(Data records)
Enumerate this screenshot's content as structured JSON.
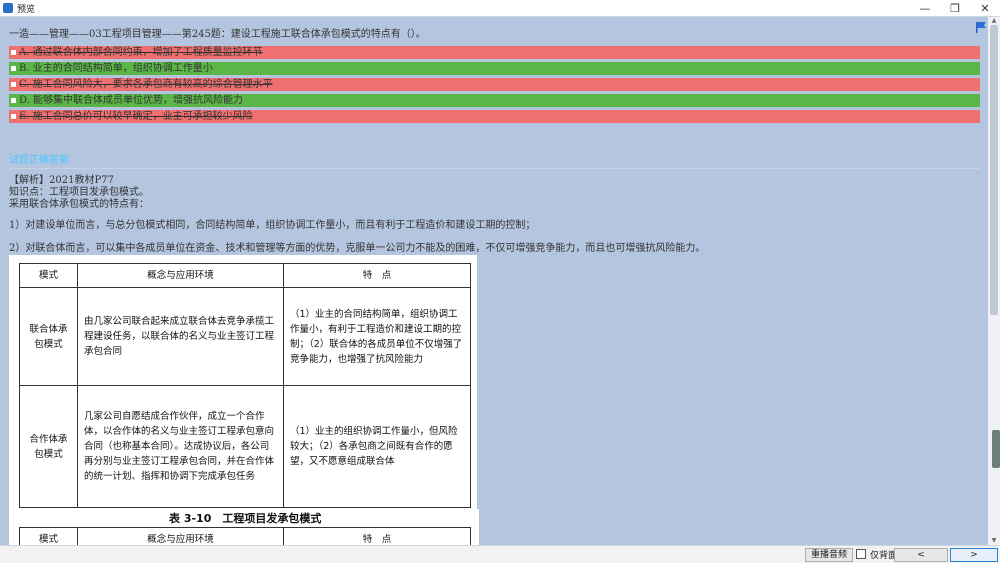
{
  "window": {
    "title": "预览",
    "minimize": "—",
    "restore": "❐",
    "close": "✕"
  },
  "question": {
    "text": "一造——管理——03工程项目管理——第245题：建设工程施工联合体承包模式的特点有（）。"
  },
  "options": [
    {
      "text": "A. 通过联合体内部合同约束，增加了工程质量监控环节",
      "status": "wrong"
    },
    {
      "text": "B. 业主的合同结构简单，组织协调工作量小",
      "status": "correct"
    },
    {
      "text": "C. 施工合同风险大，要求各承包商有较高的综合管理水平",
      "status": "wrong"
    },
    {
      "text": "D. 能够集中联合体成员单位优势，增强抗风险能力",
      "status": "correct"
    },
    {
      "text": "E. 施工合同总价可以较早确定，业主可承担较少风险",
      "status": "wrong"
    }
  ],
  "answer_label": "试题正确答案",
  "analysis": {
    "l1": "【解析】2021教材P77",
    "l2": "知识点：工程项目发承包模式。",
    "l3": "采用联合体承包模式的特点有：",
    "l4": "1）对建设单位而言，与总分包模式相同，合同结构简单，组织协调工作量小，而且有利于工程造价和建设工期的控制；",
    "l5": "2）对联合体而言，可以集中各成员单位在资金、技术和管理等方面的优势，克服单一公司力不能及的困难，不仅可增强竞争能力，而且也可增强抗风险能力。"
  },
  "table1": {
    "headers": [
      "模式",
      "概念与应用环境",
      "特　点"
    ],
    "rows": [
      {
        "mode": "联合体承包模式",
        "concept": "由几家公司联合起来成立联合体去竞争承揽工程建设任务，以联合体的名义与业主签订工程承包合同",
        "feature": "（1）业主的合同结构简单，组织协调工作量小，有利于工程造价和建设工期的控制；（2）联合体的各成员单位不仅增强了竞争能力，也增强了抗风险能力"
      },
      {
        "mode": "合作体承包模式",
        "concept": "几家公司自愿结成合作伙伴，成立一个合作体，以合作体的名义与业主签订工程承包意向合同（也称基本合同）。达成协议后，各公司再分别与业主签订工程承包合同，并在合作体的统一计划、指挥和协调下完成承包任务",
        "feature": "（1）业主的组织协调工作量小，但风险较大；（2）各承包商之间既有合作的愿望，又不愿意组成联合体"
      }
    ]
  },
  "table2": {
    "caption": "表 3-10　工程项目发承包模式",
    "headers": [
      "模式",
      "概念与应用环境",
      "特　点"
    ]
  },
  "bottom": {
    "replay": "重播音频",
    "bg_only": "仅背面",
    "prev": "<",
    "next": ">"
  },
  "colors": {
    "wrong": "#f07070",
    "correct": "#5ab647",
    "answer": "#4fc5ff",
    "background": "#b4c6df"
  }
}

==

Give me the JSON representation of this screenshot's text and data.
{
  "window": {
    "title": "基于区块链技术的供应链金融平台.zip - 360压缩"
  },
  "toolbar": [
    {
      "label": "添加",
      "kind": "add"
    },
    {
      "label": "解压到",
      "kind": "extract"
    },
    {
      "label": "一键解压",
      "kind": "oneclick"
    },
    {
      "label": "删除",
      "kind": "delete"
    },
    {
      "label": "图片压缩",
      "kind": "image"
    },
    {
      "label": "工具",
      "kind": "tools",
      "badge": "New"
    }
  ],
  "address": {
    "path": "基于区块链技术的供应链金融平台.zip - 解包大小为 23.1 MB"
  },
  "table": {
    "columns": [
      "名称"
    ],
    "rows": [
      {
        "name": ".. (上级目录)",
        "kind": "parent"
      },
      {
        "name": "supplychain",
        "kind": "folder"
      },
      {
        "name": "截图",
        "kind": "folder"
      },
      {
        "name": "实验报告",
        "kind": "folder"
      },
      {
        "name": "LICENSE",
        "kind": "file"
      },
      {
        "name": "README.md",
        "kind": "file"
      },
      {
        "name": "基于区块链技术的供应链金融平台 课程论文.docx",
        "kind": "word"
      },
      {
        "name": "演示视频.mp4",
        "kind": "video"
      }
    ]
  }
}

▶ _PROBLEM REQUIREMENTS_
From the listing above, copy out each line where the word "text" appears.

▶ _FINAL RESULT_
    "text": "一造——管理——03工程项目管理——第245题：建设工程施工联合体承包模式的特点有（）。"
      "text": "A. 通过联合体内部合同约束，增加了工程质量监控环节",
      "text": "B. 业主的合同结构简单，组织协调工作量小",
      "text": "C. 施工合同风险大，要求各承包商有较高的综合管理水平",
      "text": "D. 能够集中联合体成员单位优势，增强抗风险能力",
      "text": "E. 施工合同总价可以较早确定，业主可承担较少风险",
Give me the JSON representation of this screenshot's text and data.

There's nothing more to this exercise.